#### [What you will do]
Using the data below, repeat all of it precisely.

§

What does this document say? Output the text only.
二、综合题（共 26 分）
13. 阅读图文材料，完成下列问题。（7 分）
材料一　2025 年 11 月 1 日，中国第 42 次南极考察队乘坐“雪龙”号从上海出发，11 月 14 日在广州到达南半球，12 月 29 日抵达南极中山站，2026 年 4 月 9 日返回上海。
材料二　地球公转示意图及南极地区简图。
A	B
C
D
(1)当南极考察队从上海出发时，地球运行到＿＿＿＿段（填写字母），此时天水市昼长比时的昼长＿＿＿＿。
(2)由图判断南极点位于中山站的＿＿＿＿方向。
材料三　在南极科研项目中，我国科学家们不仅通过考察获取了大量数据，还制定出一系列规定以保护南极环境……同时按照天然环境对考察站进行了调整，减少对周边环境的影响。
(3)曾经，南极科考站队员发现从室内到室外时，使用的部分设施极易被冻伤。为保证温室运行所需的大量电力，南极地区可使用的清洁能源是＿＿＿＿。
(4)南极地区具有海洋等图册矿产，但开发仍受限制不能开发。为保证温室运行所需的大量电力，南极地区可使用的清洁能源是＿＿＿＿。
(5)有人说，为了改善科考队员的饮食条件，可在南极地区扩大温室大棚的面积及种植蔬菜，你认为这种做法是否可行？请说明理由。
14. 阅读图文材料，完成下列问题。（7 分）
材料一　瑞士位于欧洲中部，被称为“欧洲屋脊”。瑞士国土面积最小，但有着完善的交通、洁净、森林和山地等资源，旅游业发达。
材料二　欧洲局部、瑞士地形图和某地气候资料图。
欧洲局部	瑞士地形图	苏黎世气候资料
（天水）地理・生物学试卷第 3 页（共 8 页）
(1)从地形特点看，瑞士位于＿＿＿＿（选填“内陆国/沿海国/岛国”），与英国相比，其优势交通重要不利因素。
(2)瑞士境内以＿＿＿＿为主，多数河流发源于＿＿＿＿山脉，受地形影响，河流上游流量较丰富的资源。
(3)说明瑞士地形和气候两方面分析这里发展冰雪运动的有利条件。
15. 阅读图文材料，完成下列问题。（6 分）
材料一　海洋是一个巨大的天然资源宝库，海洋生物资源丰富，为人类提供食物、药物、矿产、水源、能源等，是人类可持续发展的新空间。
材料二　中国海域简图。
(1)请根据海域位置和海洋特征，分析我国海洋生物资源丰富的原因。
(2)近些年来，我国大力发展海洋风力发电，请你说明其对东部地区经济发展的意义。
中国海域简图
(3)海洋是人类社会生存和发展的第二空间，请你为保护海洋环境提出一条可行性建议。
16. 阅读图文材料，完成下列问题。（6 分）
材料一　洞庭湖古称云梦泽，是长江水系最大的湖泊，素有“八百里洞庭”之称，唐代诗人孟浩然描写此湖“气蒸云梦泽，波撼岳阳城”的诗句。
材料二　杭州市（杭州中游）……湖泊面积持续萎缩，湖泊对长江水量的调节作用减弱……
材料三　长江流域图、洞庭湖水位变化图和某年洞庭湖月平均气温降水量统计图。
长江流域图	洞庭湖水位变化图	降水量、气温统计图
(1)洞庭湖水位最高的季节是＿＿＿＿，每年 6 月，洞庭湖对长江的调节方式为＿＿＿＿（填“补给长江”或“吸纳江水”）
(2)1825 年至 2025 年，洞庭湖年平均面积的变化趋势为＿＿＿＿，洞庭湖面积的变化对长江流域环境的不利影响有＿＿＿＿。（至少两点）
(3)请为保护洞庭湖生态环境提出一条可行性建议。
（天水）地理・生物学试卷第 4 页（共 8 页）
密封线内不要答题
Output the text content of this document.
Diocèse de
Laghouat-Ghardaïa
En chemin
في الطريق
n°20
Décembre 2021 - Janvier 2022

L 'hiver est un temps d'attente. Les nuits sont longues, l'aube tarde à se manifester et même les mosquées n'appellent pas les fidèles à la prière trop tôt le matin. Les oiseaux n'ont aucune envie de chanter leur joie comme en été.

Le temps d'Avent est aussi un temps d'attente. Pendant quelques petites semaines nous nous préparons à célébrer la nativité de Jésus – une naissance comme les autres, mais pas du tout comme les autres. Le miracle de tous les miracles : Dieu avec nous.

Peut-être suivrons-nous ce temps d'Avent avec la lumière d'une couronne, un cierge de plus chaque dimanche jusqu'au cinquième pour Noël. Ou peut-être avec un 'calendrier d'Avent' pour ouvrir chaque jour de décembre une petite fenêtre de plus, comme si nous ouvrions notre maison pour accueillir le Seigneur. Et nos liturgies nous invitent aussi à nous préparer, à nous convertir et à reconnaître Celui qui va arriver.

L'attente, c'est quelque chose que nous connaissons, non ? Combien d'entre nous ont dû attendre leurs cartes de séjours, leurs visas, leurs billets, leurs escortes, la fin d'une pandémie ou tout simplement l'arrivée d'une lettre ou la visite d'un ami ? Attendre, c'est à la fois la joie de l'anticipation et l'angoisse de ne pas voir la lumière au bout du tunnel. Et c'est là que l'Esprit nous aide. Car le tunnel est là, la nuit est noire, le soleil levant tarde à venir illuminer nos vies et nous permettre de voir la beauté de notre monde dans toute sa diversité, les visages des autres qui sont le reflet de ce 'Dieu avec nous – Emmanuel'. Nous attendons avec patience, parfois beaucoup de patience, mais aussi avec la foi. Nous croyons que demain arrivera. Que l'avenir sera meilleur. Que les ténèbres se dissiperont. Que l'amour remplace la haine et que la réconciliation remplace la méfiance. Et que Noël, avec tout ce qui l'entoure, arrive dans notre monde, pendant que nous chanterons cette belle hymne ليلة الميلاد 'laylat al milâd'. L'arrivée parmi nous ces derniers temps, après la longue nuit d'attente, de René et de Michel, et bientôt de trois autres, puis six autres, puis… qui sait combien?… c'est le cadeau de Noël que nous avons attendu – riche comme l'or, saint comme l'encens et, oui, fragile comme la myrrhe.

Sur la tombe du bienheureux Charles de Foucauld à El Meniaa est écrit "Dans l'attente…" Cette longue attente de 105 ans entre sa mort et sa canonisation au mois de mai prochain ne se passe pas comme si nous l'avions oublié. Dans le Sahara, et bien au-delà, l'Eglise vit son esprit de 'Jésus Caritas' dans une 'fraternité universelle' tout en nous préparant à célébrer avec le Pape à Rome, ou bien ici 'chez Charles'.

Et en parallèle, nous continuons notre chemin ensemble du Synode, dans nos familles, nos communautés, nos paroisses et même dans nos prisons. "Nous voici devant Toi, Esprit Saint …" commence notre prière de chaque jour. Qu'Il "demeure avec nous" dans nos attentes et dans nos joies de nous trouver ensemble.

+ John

§

#### [Output below]
What does this document say? Output the text only.
二、综合题（共 26 分）
13. 阅读图文材料，完成下列问题。（7 分）
材料一　2025 年 11 月 1 日，中国第 42 次南极考察队乘坐“雪龙”号从上海出发，11 月 14 日在广州到达南半球，12 月 29 日抵达南极中山站，2026 年 4 月 9 日返回上海。
材料二　地球公转示意图及南极地区简图。
A	B
C
D
(1)当南极考察队从上海出发时，地球运行到＿＿＿＿段（填写字母），此时天水市昼长比时的昼长＿＿＿＿。
(2)由图判断南极点位于中山站的＿＿＿＿方向。
材料三　在南极科研项目中，我国科学家们不仅通过考察获取了大量数据，还制定出一系列规定以保护南极环境……同时按照天然环境对考察站进行了调整，减少对周边环境的影响。
(3)曾经，南极科考站队员发现从室内到室外时，使用的部分设施极易被冻伤。为保证温室运行所需的大量电力，南极地区可使用的清洁能源是＿＿＿＿。
(4)南极地区具有海洋等图册矿产，但开发仍受限制不能开发。为保证温室运行所需的大量电力，南极地区可使用的清洁能源是＿＿＿＿。
(5)有人说，为了改善科考队员的饮食条件，可在南极地区扩大温室大棚的面积及种植蔬菜，你认为这种做法是否可行？请说明理由。
14. 阅读图文材料，完成下列问题。（7 分）
材料一　瑞士位于欧洲中部，被称为“欧洲屋脊”。瑞士国土面积最小，但有着完善的交通、洁净、森林和山地等资源，旅游业发达。
材料二　欧洲局部、瑞士地形图和某地气候资料图。
欧洲局部	瑞士地形图	苏黎世气候资料
（天水）地理・生物学试卷第 3 页（共 8 页）
(1)从地形特点看，瑞士位于＿＿＿＿（选填“内陆国/沿海国/岛国”），与英国相比，其优势交通重要不利因素。
(2)瑞士境内以＿＿＿＿为主，多数河流发源于＿＿＿＿山脉，受地形影响，河流上游流量较丰富的资源。
(3)说明瑞士地形和气候两方面分析这里发展冰雪运动的有利条件。
15. 阅读图文材料，完成下列问题。（6 分）
材料一　海洋是一个巨大的天然资源宝库，海洋生物资源丰富，为人类提供食物、药物、矿产、水源、能源等，是人类可持续发展的新空间。
材料二　中国海域简图。
(1)请根据海域位置和海洋特征，分析我国海洋生物资源丰富的原因。
(2)近些年来，我国大力发展海洋风力发电，请你说明其对东部地区经济发展的意义。
中国海域简图
(3)海洋是人类社会生存和发展的第二空间，请你为保护海洋环境提出一条可行性建议。
16. 阅读图文材料，完成下列问题。（6 分）
材料一　洞庭湖古称云梦泽，是长江水系最大的湖泊，素有“八百里洞庭”之称，唐代诗人孟浩然描写此湖“气蒸云梦泽，波撼岳阳城”的诗句。
材料二　杭州市（杭州中游）……湖泊面积持续萎缩，湖泊对长江水量的调节作用减弱……
材料三　长江流域图、洞庭湖水位变化图和某年洞庭湖月平均气温降水量统计图。
长江流域图	洞庭湖水位变化图	降水量、气温统计图
(1)洞庭湖水位最高的季节是＿＿＿＿，每年 6 月，洞庭湖对长江的调节方式为＿＿＿＿（填“补给长江”或“吸纳江水”）
(2)1825 年至 2025 年，洞庭湖年平均面积的变化趋势为＿＿＿＿，洞庭湖面积的变化对长江流域环境的不利影响有＿＿＿＿。（至少两点）
(3)请为保护洞庭湖生态环境提出一条可行性建议。
（天水）地理・生物学试卷第 4 页（共 8 页）
密封线内不要答题
Output the text content of this document.
Diocèse de
Laghouat-Ghardaïa
En chemin
في الطريق
n°20
Décembre 2021 - Janvier 2022

L 'hiver est un temps d'attente. Les nuits sont longues, l'aube tarde à se manifester et même les mosquées n'appellent pas les fidèles à la prière trop tôt le matin. Les oiseaux n'ont aucune envie de chanter leur joie comme en été.

Le temps d'Avent est aussi un temps d'attente. Pendant quelques petites semaines nous nous préparons à célébrer la nativité de Jésus – une naissance comme les autres, mais pas du tout comme les autres. Le miracle de tous les miracles : Dieu avec nous.

Peut-être suivrons-nous ce temps d'Avent avec la lumière d'une couronne, un cierge de plus chaque dimanche jusqu'au cinquième pour Noël. Ou peut-être avec un 'calendrier d'Avent' pour ouvrir chaque jour de décembre une petite fenêtre de plus, comme si nous ouvrions notre maison pour accueillir le Seigneur. Et nos liturgies nous invitent aussi à nous préparer, à nous convertir et à reconnaître Celui qui va arriver.

L'attente, c'est quelque chose que nous connaissons, non ? Combien d'entre nous ont dû attendre leurs cartes de séjours, leurs visas, leurs billets, leurs escortes, la fin d'une pandémie ou tout simplement l'arrivée d'une lettre ou la visite d'un ami ? Attendre, c'est à la fois la joie de l'anticipation et l'angoisse de ne pas voir la lumière au bout du tunnel. Et c'est là que l'Esprit nous aide. Car le tunnel est là, la nuit est noire, le soleil levant tarde à venir illuminer nos vies et nous permettre de voir la beauté de notre monde dans toute sa diversité, les visages des autres qui sont le reflet de ce 'Dieu avec nous – Emmanuel'. Nous attendons avec patience, parfois beaucoup de patience, mais aussi avec la foi. Nous croyons que demain arrivera. Que l'avenir sera meilleur. Que les ténèbres se dissiperont. Que l'amour remplace la haine et que la réconciliation remplace la méfiance. Et que Noël, avec tout ce qui l'entoure, arrive dans notre monde, pendant que nous chanterons cette belle hymne ليلة الميلاد 'laylat al milâd'. L'arrivée parmi nous ces derniers temps, après la longue nuit d'attente, de René et de Michel, et bientôt de trois autres, puis six autres, puis… qui sait combien?… c'est le cadeau de Noël que nous avons attendu – riche comme l'or, saint comme l'encens et, oui, fragile comme la myrrhe.

Sur la tombe du bienheureux Charles de Foucauld à El Meniaa est écrit "Dans l'attente…" Cette longue attente de 105 ans entre sa mort et sa canonisation au mois de mai prochain ne se passe pas comme si nous l'avions oublié. Dans le Sahara, et bien au-delà, l'Eglise vit son esprit de 'Jésus Caritas' dans une 'fraternité universelle' tout en nous préparant à célébrer avec le Pape à Rome, ou bien ici 'chez Charles'.

Et en parallèle, nous continuons notre chemin ensemble du Synode, dans nos familles, nos communautés, nos paroisses et même dans nos prisons. "Nous voici devant Toi, Esprit Saint …" commence notre prière de chaque jour. Qu'Il "demeure avec nous" dans nos attentes et dans nos joies de nous trouver ensemble.

+ John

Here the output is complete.